Return only the number of lines in the entries below that hold the word "this".

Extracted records
---*---

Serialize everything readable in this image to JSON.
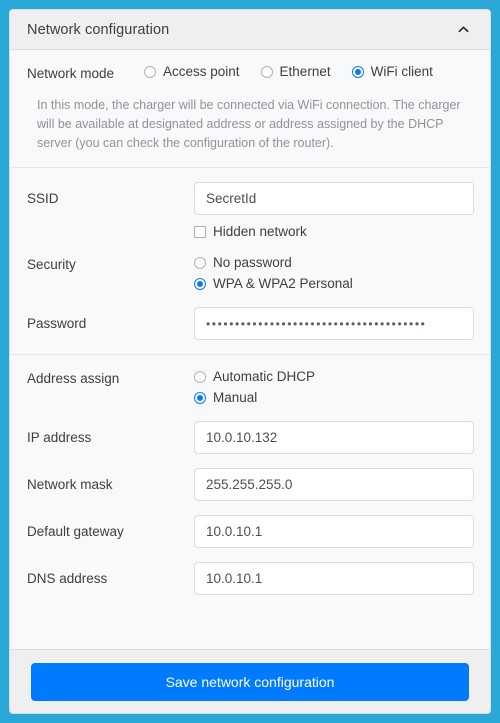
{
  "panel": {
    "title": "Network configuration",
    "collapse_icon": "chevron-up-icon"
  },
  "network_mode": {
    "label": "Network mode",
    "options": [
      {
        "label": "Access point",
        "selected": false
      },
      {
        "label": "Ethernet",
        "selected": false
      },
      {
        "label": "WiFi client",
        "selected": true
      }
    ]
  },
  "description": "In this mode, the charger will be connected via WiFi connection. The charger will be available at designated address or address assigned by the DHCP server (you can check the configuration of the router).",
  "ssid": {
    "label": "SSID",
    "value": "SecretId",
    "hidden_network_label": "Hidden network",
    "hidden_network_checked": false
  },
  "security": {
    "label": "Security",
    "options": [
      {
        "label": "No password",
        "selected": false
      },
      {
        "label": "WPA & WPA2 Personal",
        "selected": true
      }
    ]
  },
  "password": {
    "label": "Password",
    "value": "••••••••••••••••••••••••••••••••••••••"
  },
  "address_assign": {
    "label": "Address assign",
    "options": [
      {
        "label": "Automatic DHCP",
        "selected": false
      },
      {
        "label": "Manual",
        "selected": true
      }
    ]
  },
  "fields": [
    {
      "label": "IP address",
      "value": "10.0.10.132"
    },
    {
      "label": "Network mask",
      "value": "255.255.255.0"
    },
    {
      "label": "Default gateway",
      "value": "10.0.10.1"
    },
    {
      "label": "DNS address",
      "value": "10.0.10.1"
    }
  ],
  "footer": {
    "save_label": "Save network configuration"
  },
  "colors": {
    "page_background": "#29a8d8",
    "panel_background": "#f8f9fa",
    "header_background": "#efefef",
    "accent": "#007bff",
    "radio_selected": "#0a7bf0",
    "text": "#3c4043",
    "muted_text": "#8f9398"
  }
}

---*---

» Finished exercise: 2